_Instructions to follow_
Copy all the data exactly, except the pictures.

_Exercise material_
****************************************
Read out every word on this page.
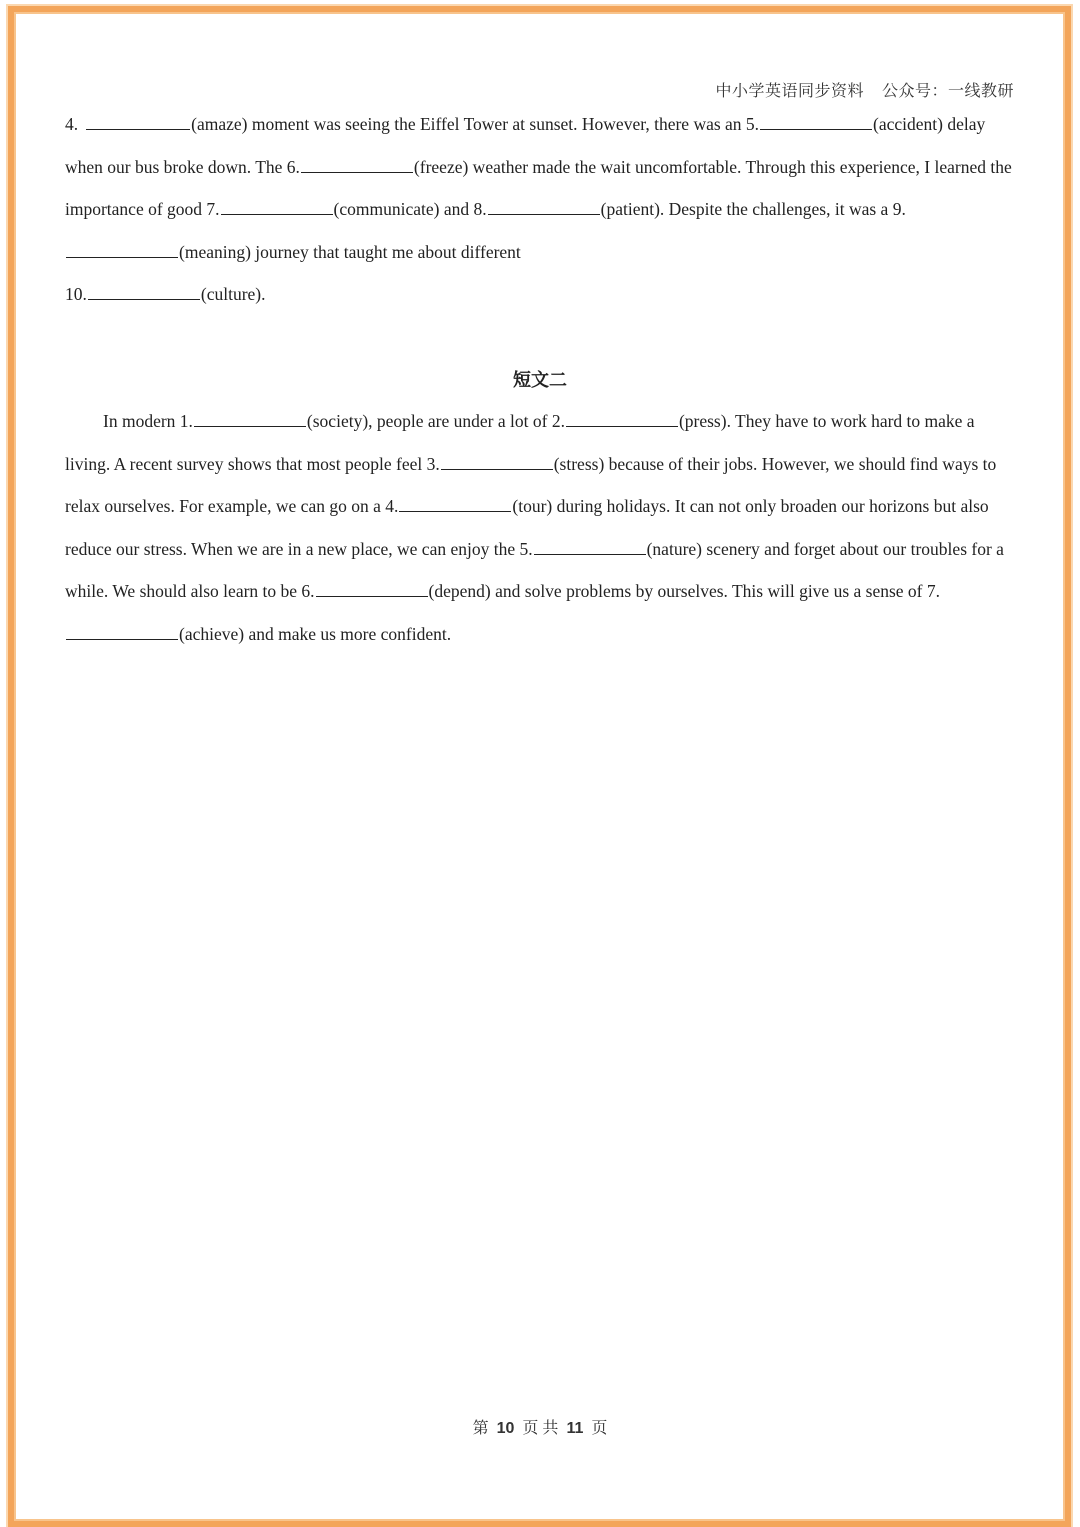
中小学英语同步资料    公众号：一线教研

4.	(amaze) moment was seeing the Eiffel Tower at sunset. However, there was an 5.	(accident) delay when our bus broke down. The 6.	(freeze) weather made the wait uncomfortable. Through this experience, I learned the importance of good 7.	(communicate) and 8.	(patient). Despite the challenges, it was a 9.(meaning) journey that taught me about different
10.	(culture).

短文二

In modern 1.	(society), people are under a lot of 2.	(press). They have to work hard to make a living. A recent survey shows that most people feel 3.	(stress) because of their jobs. However, we should find ways to relax ourselves. For example, we can go on a 4.	(tour) during holidays. It can not only broaden our horizons but also reduce our stress. When we are in a new place, we can enjoy the 5.	(nature) scenery and forget about our troubles for a while. We should also learn to be 6.	(depend) and solve problems by ourselves. This will give us a sense of 7.(achieve) and make us more confident.

第 10 页 共 11 页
****************************************
_Task result_
Read out every word on this page.
中小学英语同步资料    公众号：一线教研

4.	(amaze) moment was seeing the Eiffel Tower at sunset. However, there was an 5.	(accident) delay when our bus broke down. The 6.	(freeze) weather made the wait uncomfortable. Through this experience, I learned the importance of good 7.	(communicate) and 8.	(patient). Despite the challenges, it was a 9.(meaning) journey that taught me about different
10.	(culture).

短文二

In modern 1.	(society), people are under a lot of 2.	(press). They have to work hard to make a living. A recent survey shows that most people feel 3.	(stress) because of their jobs. However, we should find ways to relax ourselves. For example, we can go on a 4.	(tour) during holidays. It can not only broaden our horizons but also reduce our stress. When we are in a new place, we can enjoy the 5.	(nature) scenery and forget about our troubles for a while. We should also learn to be 6.	(depend) and solve problems by ourselves. This will give us a sense of 7.(achieve) and make us more confident.

第 10 页 共 11 页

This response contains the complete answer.